Lebensgeschichte
Tiefdruckgebiet MARIA
(getauft am 05.04.2014)
Am 5. April 2014 wurde ein Tiefdruckgebiet über dem
westlichen Nordatlantik auf den Namen MARIA getauft. Es entstand als Wellentief
an einer Luftmassengrenze zwischen verhältnismäßig kalter Luft im Norden und
wärmerer Luft im Süden, wobei das Tiefdruckzentrum mit einem Kerndruck von
knapp unter 1000 hPa etwa 500 Kilometer nordwestlich der Azoren lag. Vom
Tiefdruckzentrum erstreckten sich eine Warmfront nach Nordosten und eine
Kaltfront nach Südwesten.
Bis zum Morgen des 6. April verlagerte sich das Tiefdruckgebiet
MARIA mit einer zonalen Strömung in ca. 5,5 km Höhe über die Azoren hinweg. An
der Wetterstation Lajes auf den Azoren kamen dabei innerhalb von 24 Stunden 12
Liter Niederschlag pro Quadratmeter zusammen. Vom Kern des Wirbels MARIA
nordöstlich der Azoren zog sich eine Okklusionsfront, also eine sogenannte
Mischfront mit Warm- und Kaltfronteigenschaften, über die Inselgruppe und mehr
als 1000 km darüber hinaus auf den Atlantik. Außerdem erstreckte sich vom
Tiefdruckkern ausgehend eine bogenförmige Kaltfront zunächst nach Südosten, um auf
halber Strecke zwischen den Azoren und Madeira auf westliche Richtungen umzuschwenken
und bis außerhalb des Analysegebietes der Berliner Wetterkarte zu reichen.
Schließlich ging noch eine Warmfront vom Kern des Tiefs MARIA nach Nordosten
aus, die etwa 800 km nordwestlich der Nordwestspitze der Iberischen Halbinsel
in eine Kaltfront überging, welche zu einem unbenannten weiteren Randtief
westlich von Irland gehörte.
Im Zusammenhang mit diesem Randtief brachte der
Wirbel MARIA bis zum Morgen des 7. April in der englischen Hauptstadt London 3
l/m² und im südenglischen Bournemouth 9 l/m² Niederschlag. Das Tief MARIA war
zu dieser Zeit in eine sehr komplexe Tiefdruckzone integriert, die am südlichen
Rand des unbenannten Islandtiefs lag. Vom Kern ca. 300 km westnordwestlich der
Westspitze der Bretagne verlief an diesem Tag zum Einen eine Kaltfront nach
Südwesten bis östlich der Azoren, zum Anderen zog sich eine Warmfront in
nordöstlicher Richtung über den Süden Englands bis zur Nordsee, um dort in eine
Kaltfront des Islandtiefs überzugehen.

[Datenzeilen]
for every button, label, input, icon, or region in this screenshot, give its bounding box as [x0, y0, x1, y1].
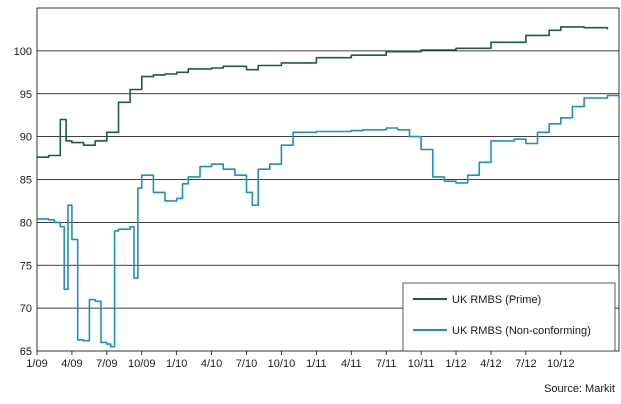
- x-tick-label: 4/09: [61, 358, 82, 370]
- x-tick-label: 10/09: [128, 358, 156, 370]
- x-axis-ticks: 1/09 4/09 7/09 10/09 1/10 4/10 7/10 10/10 1/11 4/…: [26, 351, 575, 370]
- legend: UK RMBS (Prime) UK RMBS (Non-conforming): [402, 282, 616, 352]
- source-note: Source: Markit: [544, 383, 615, 395]
- series-line-prime: [37, 26, 609, 158]
- y-tick-label: 95: [20, 89, 32, 101]
- y-tick-label: 65: [20, 346, 32, 358]
- y-tick-label: 70: [20, 303, 32, 315]
- x-tick-label: 4/10: [201, 358, 222, 370]
- y-tick-label: 90: [20, 132, 32, 144]
- x-tick-label: 1/10: [166, 358, 187, 370]
- x-tick-label: 7/12: [515, 358, 536, 370]
- y-tick-label: 100: [14, 46, 32, 58]
- x-tick-label: 1/09: [26, 358, 47, 370]
- x-tick-label: 10/10: [268, 358, 296, 370]
- y-axis-ticks: 65 70 75 80 85 90 95 100: [14, 46, 32, 358]
- series-line-nonconforming: [37, 94, 620, 348]
- y-tick-label: 85: [20, 175, 32, 187]
- x-tick-label: 1/11: [306, 358, 327, 370]
- x-tick-label: 7/09: [96, 358, 117, 370]
- x-tick-label: 4/11: [341, 358, 362, 370]
- x-tick-label: 1/12: [445, 358, 466, 370]
- x-tick-label: 4/12: [480, 358, 501, 370]
- series-lines: [37, 26, 620, 348]
- x-tick-label: 7/11: [376, 358, 397, 370]
- legend-label-nonconforming: UK RMBS (Non-conforming): [452, 325, 591, 337]
- x-tick-label: 7/10: [236, 358, 257, 370]
- x-tick-label: 10/12: [547, 358, 575, 370]
- y-tick-label: 75: [20, 260, 32, 272]
- legend-label-prime: UK RMBS (Prime): [452, 294, 541, 306]
- x-tick-label: 10/11: [408, 358, 435, 370]
- y-tick-label: 80: [20, 217, 32, 229]
- legend-box: [402, 282, 616, 352]
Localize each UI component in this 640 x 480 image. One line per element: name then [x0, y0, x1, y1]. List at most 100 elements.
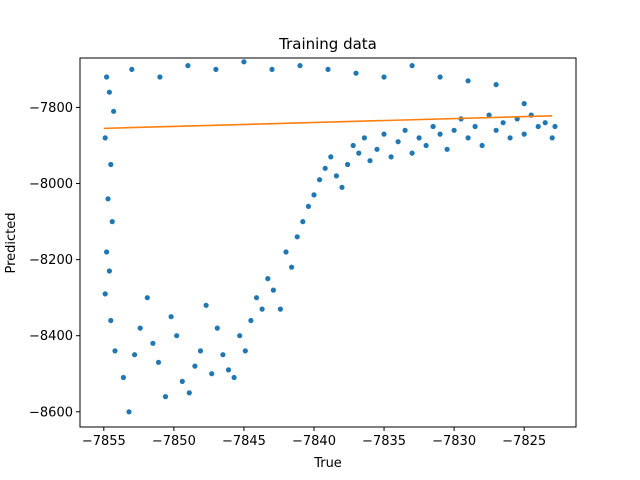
scatter-point	[265, 276, 271, 282]
scatter-point	[225, 367, 232, 373]
scatter-point	[168, 314, 174, 320]
scatter-point	[283, 249, 289, 255]
scatter-point	[402, 127, 408, 133]
scatter-point	[192, 363, 198, 369]
scatter-point	[367, 158, 373, 164]
scatter-point	[486, 112, 492, 118]
scatter-point	[521, 101, 527, 107]
scatter-point	[472, 123, 478, 130]
y-tick-label: −7800	[29, 101, 73, 116]
scatter-point	[311, 192, 317, 198]
scatter-point	[493, 82, 499, 88]
scatter-point	[108, 317, 114, 324]
x-tick-label: −7835	[362, 434, 406, 449]
scatter-point	[430, 123, 436, 130]
scatter-point	[305, 203, 311, 209]
scatter-point	[388, 154, 394, 160]
scatter-point	[356, 150, 362, 156]
scatter-point	[325, 66, 331, 72]
scatter-point	[157, 74, 163, 80]
scatter-point	[179, 378, 185, 384]
scatter-point	[277, 306, 283, 312]
scatter-points	[102, 59, 558, 415]
scatter-point	[339, 184, 345, 190]
scatter-point	[444, 146, 450, 152]
scatter-point	[465, 78, 471, 84]
scatter-point	[111, 108, 117, 114]
scatter-point	[132, 352, 138, 358]
scatter-point	[242, 348, 248, 354]
scatter-point	[297, 63, 303, 69]
x-tick-label: −7825	[502, 434, 546, 449]
scatter-point	[174, 333, 180, 339]
scatter-point	[106, 89, 112, 95]
scatter-point	[500, 120, 506, 126]
x-tick-label: −7840	[292, 434, 336, 449]
scatter-point	[521, 131, 527, 137]
fit-line	[103, 115, 553, 130]
scatter-point	[465, 135, 471, 141]
plot-frame	[79, 57, 577, 428]
y-tick-label: −8200	[29, 253, 73, 268]
scatter-point	[300, 219, 306, 225]
chart-title: Training data	[278, 35, 377, 53]
scatter-point	[237, 333, 243, 339]
y-axis: −8600 −8400 −8200 −8000 −7800	[29, 101, 80, 420]
scatter-point	[241, 59, 247, 65]
scatter-point	[317, 177, 323, 183]
scatter-point	[381, 74, 387, 80]
scatter-point	[108, 161, 114, 168]
scatter-point	[186, 390, 192, 396]
scatter-point	[102, 291, 108, 297]
scatter-point	[112, 348, 118, 354]
scatter-point	[395, 139, 401, 145]
x-tick-label: −7845	[222, 434, 266, 449]
scatter-point	[220, 352, 226, 358]
scatter-point	[162, 394, 169, 400]
scatter-point	[416, 135, 422, 141]
scatter-point	[350, 142, 356, 149]
scatter-point	[104, 74, 110, 80]
scatter-point	[374, 146, 380, 152]
scatter-point	[269, 66, 275, 72]
scatter-point	[479, 142, 485, 149]
scatter-point	[270, 287, 276, 293]
y-tick-label: −8000	[29, 177, 73, 192]
x-tick-label: −7830	[432, 434, 476, 449]
scatter-point	[129, 66, 135, 72]
scatter-point	[214, 325, 220, 331]
scatter-point	[203, 302, 209, 308]
y-tick-label: −8400	[29, 329, 73, 344]
scatter-point	[137, 325, 143, 331]
scatter-point	[549, 135, 555, 141]
scatter-point	[409, 150, 415, 156]
fit-line-layer	[103, 115, 553, 130]
scatter-point	[150, 340, 156, 346]
y-tick-label: −8600	[29, 405, 73, 420]
scatter-point	[451, 127, 457, 133]
scatter-point	[542, 120, 548, 126]
scatter-point	[259, 306, 265, 312]
scatter-point	[333, 173, 339, 179]
scatter-point	[120, 374, 126, 381]
scatter-point	[253, 295, 260, 301]
scatter-point	[345, 161, 351, 168]
scatter-point	[248, 317, 254, 324]
scatter-point	[209, 371, 215, 377]
scatter-point	[102, 135, 108, 141]
scatter-point	[361, 135, 367, 141]
scatter-point	[328, 154, 334, 160]
scatter-point	[109, 219, 115, 225]
scatter-point	[144, 295, 150, 301]
x-tick-label: −7850	[152, 434, 196, 449]
scatter-point	[294, 234, 300, 240]
scatter-point	[197, 348, 204, 354]
scatter-point	[289, 264, 295, 270]
scatter-point	[507, 135, 513, 141]
scatter-point	[381, 131, 387, 137]
scatter-point	[535, 123, 541, 130]
scatter-point	[105, 196, 111, 202]
scatter-point	[552, 123, 558, 130]
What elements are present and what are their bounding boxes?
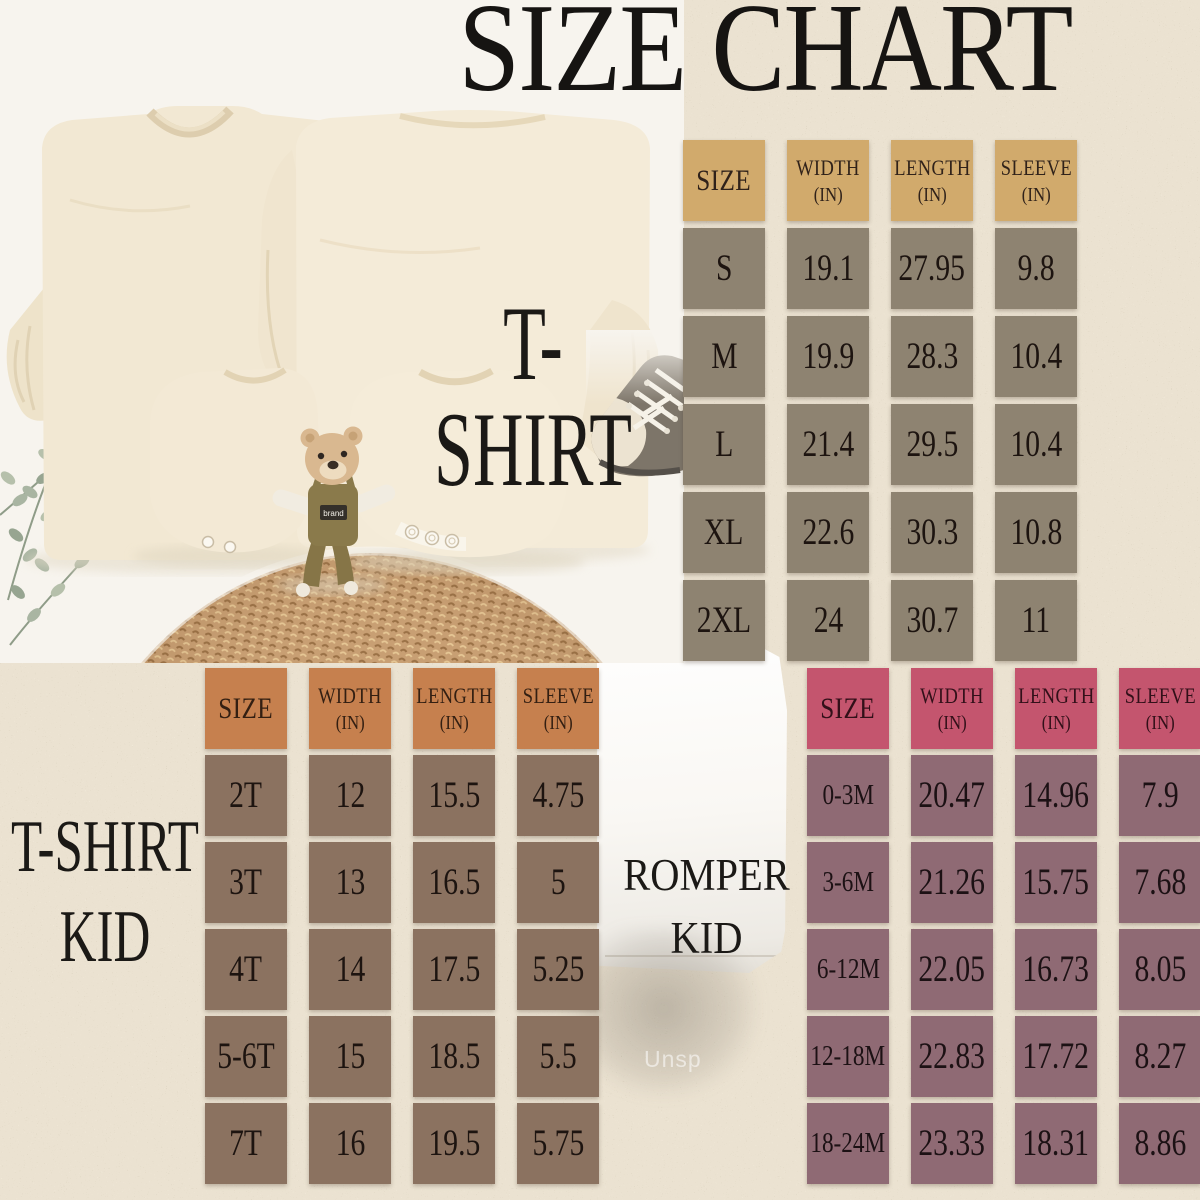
value-cell: 21.4 [787, 404, 869, 485]
value-cell: 19.5 [413, 1103, 495, 1184]
value-cell: 7.9 [1119, 755, 1200, 836]
value-cell: 17.72 [1015, 1016, 1097, 1097]
value-cell: 21.26 [911, 842, 993, 923]
watermark: Unsp [644, 1046, 702, 1072]
value-cell: 22.05 [911, 929, 993, 1010]
value-cell: 19.1 [787, 228, 869, 309]
column-header: LENGTH (IN) [413, 668, 495, 749]
value-cell: 16.73 [1015, 929, 1097, 1010]
column-header: WIDTH (IN) [309, 668, 391, 749]
bear-tag-label: brand [320, 505, 347, 520]
label-text: T-SHIRT [11, 806, 199, 888]
size-cell: 2T [205, 755, 287, 836]
label-text: KID [59, 896, 151, 978]
value-cell: 30.3 [891, 492, 973, 573]
column-header: LENGTH (IN) [1015, 668, 1097, 749]
column-header: WIDTH (IN) [787, 140, 869, 221]
size-cell: XL [683, 492, 765, 573]
value-cell: 20.47 [911, 755, 993, 836]
value-cell: 29.5 [891, 404, 973, 485]
column-header: SIZE [683, 140, 765, 221]
value-cell: 12 [309, 755, 391, 836]
size-cell: 6-12M [807, 929, 889, 1010]
size-cell: 3-6M [807, 842, 889, 923]
column-header: SIZE [205, 668, 287, 749]
label-romper-kid: ROMPER KID [623, 844, 790, 970]
value-cell: 5.5 [517, 1016, 599, 1097]
value-cell: 16 [309, 1103, 391, 1184]
value-cell: 23.33 [911, 1103, 993, 1184]
size-cell: 18-24M [807, 1103, 889, 1184]
value-cell: 16.5 [413, 842, 495, 923]
value-cell: 13 [309, 842, 391, 923]
value-cell: 28.3 [891, 316, 973, 397]
size-cell: 5-6T [205, 1016, 287, 1097]
value-cell: 19.9 [787, 316, 869, 397]
sneaker [586, 330, 686, 477]
value-cell: 24 [787, 580, 869, 661]
value-cell: 10.8 [995, 492, 1077, 573]
cloth-shadow [565, 928, 800, 1196]
value-cell: 9.8 [995, 228, 1077, 309]
value-cell: 5 [517, 842, 599, 923]
column-header: WIDTH (IN) [911, 668, 993, 749]
size-cell: 7T [205, 1103, 287, 1184]
value-cell: 18.5 [413, 1016, 495, 1097]
value-cell: 30.7 [891, 580, 973, 661]
value-cell: 11 [995, 580, 1077, 661]
value-cell: 14.96 [1015, 755, 1097, 836]
size-cell: 0-3M [807, 755, 889, 836]
column-header: SLEEVE (IN) [517, 668, 599, 749]
teddy-bear: brand [272, 426, 396, 597]
label-text: T-SHIRT [434, 285, 632, 508]
column-header: LENGTH (IN) [891, 140, 973, 221]
value-cell: 27.95 [891, 228, 973, 309]
value-cell: 7.68 [1119, 842, 1200, 923]
size-table-romper-kid: SIZE WIDTH (IN) LENGTH (IN) SLEEVE (IN) 0-3M 20.… [807, 668, 1200, 1184]
size-cell: S [683, 228, 765, 309]
size-cell: 3T [205, 842, 287, 923]
cloth-hem [604, 955, 778, 957]
value-cell: 14 [309, 929, 391, 1010]
value-cell: 5.75 [517, 1103, 599, 1184]
size-cell: M [683, 316, 765, 397]
value-cell: 15.5 [413, 755, 495, 836]
size-cell: 4T [205, 929, 287, 1010]
size-cell: 12-18M [807, 1016, 889, 1097]
label-tshirt-kid: T-SHIRT KID [4, 802, 205, 982]
size-table-tshirt-kid: SIZE WIDTH (IN) LENGTH (IN) SLEEVE (IN) 2T 12 15.… [205, 668, 599, 1184]
value-cell: 10.4 [995, 404, 1077, 485]
value-cell: 18.31 [1015, 1103, 1097, 1184]
label-tshirt-adult: T-SHIRT [424, 291, 642, 503]
size-table-tshirt-adult: SIZE WIDTH (IN) LENGTH (IN) SLEEVE (IN) S 19.1 27… [683, 140, 1077, 661]
snap-buttons [201, 524, 460, 554]
label-text: ROMPER [623, 850, 790, 900]
column-header: SLEEVE (IN) [1119, 668, 1200, 749]
value-cell: 22.6 [787, 492, 869, 573]
page-title: SIZE CHART [458, 0, 1073, 118]
size-cell: 2XL [683, 580, 765, 661]
svg-text:brand: brand [323, 509, 343, 518]
value-cell: 22.83 [911, 1016, 993, 1097]
size-cell: L [683, 404, 765, 485]
value-cell: 10.4 [995, 316, 1077, 397]
baby-rompers [133, 367, 585, 574]
value-cell: 4.75 [517, 755, 599, 836]
value-cell: 8.27 [1119, 1016, 1200, 1097]
hanging-cloth-photo [597, 618, 787, 973]
value-cell: 17.5 [413, 929, 495, 1010]
column-header: SLEEVE (IN) [995, 140, 1077, 221]
value-cell: 5.25 [517, 929, 599, 1010]
label-text: KID [670, 913, 743, 963]
value-cell: 8.05 [1119, 929, 1200, 1010]
value-cell: 15.75 [1015, 842, 1097, 923]
value-cell: 8.86 [1119, 1103, 1200, 1184]
value-cell: 15 [309, 1016, 391, 1097]
column-header: SIZE [807, 668, 889, 749]
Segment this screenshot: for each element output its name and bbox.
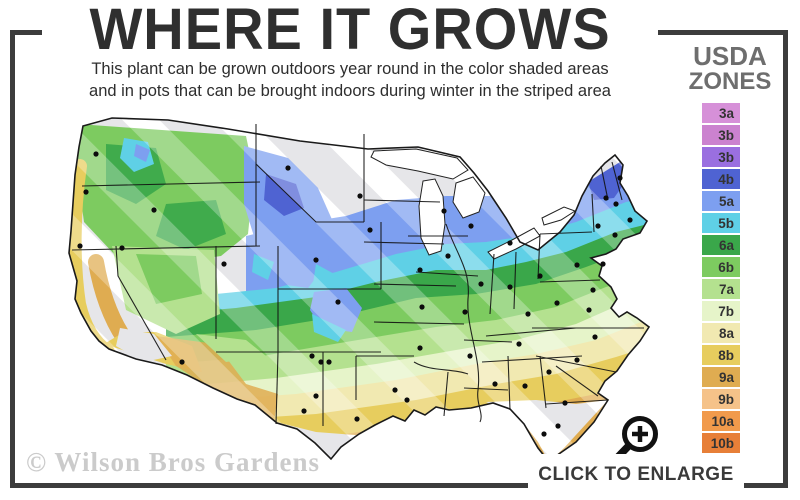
subtitle: This plant can be grown outdoors year ro… — [42, 59, 658, 103]
zone-chip-6b: 6b — [702, 257, 740, 277]
zone-chip-5a: 5a — [702, 191, 740, 211]
zone-chip-7a: 7a — [702, 279, 740, 299]
city-dots — [77, 151, 633, 437]
zone-chip-6a: 6a — [702, 235, 740, 255]
zone-chip-3a: 3a — [702, 103, 740, 123]
enlarge-label: CLICK TO ENLARGE — [538, 464, 734, 485]
state-borders — [71, 124, 644, 426]
zone-chip-10a: 10a — [702, 411, 740, 431]
title-block: WHERE IT GROWS — [42, 0, 658, 58]
zone-chip-3b: 3b — [702, 147, 740, 167]
page-title: WHERE IT GROWS — [89, 0, 611, 62]
zone-chip-3b: 3b — [702, 125, 740, 145]
zone-chip-8b: 8b — [702, 345, 740, 365]
zone-chip-10b: 10b — [702, 433, 740, 453]
us-zone-map-svg — [68, 117, 651, 464]
zone-chip-4b: 4b — [702, 169, 740, 189]
usa-outline — [68, 117, 651, 464]
us-zone-map[interactable] — [16, 104, 666, 474]
zone-chip-5b: 5b — [702, 213, 740, 233]
zone-chip-8a: 8a — [702, 323, 740, 343]
zone-list: 3a 3b 3b 4b 5a 5b 6a 6b 7a 7b 8a 8b 9a 9b 10a 10b — [702, 103, 740, 455]
legend-title: USDA ZONES — [686, 41, 774, 95]
zone-chip-7b: 7b — [702, 301, 740, 321]
zone-chip-9a: 9a — [702, 367, 740, 387]
legend-title-line-2: ZONES — [688, 68, 772, 95]
watermark: © Wilson Bros Gardens — [26, 447, 320, 477]
subtitle-line-1: This plant can be grown outdoors year ro… — [91, 60, 609, 78]
legend-title-line-1: USDA — [693, 41, 767, 71]
enlarge-button[interactable]: CLICK TO ENLARGE — [528, 454, 744, 496]
zone-chip-9b: 9b — [702, 389, 740, 409]
subtitle-line-2: and in pots that can be brought indoors … — [89, 81, 611, 100]
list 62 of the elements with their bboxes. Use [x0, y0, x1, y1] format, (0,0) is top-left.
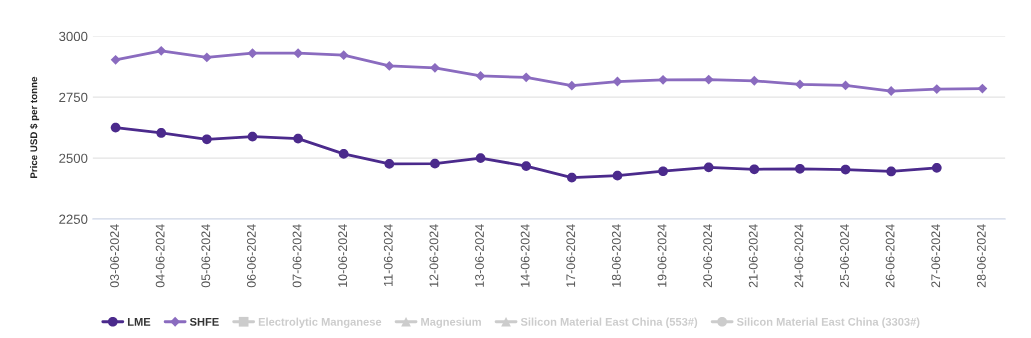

[Arbeitsauftrag 1] Erläutere in ein bis drei Sätzen, wie das Tiefdruckgebiet MARIA laut Textauszug entstand.
[Arbeitsauftrag 2] Führe den Textauszug zum Tiefdruckgebiet MARIA im gleichen Stil ab seinem letzten Satz fort.
Die Einträge haben mit dem Textauszug nichts zu tun.

[Ergebnis 1] MARIA entstand als Wellentief an einer Luftmassengrenze. Diese trennte verhältnismäßig kalte Luft im Norden von wärmerer Luft im Süden. Das Tiefdruckzentrum lag dabei mit einem Kerndruck von knapp unter 1000 hPa etwa 500 Kilometer nordwestlich der Azoren.

[Ergebnis 2]
Zunehmend machte sich das durch die
Tiefdrucktätigkeit verursachte wechselhafte Wetter auch auf dem Festland
bemerkbar. So kamen bis zum Morgen des 8. April im niederländischen Amsterdam
20 l/m² und im belgischen Ostende 23 l/m² Niederschlag zusammen. Das Tief MARIA
hatte nun, bei einem Kerndruck von knapp 995 hPa, mit seinem Zentrum die nordöstliche
Nordsee erreicht. In südöstlicher Richtung zog sich von dort eine Warmfront
über Südschweden bis über den Nordosten Polens, wo die Verbindung zu der
Kaltfront eines unbenannten Tiefs mit Kern über Lettland bestand. Vom Zentrum
der Zyklone MARIA ausgehend, verlief außerdem eine Kaltfront nach Süden über
die Nordsee, die Benelux-Länder und den Osten Frankreichs bis an den Rand der
Westalpen, ehe sie nach Südwesten reichend den nördlichen Teil der Iberischen
Halbinsel überquerte und westlich von Lissabon in eine Warmfront überging, die
zu einem unbenannten Tief westlich von Madeira gehörte. Östlich der Kaltfront
bildete sich eine vorlaufende Konvergenzlinie zwischen der Deutschen Bucht und
Baden-Württemberg. In diesem Bereich strömten besonders intensiv Luftmassen
zusammen und stiegen daraufhin auf. Diese Konvergenz brachte, wie auch die
Kaltfront, einen deutlichen Temperaturrückgang. Während im brandenburgischen
Cottbus vor der Konvergenzlinie und der Kaltfront die Temperatur auf 22°C
steigen konnte, war es mit 10°C auf Borkum und 8°C in der Eifel deutlich
kühler. Auch brachten die Konvergenzlinie und die Kaltfront teils kräftige und
gewittrige Schauer in Mitteleuropa und den angrenzenden Regionen.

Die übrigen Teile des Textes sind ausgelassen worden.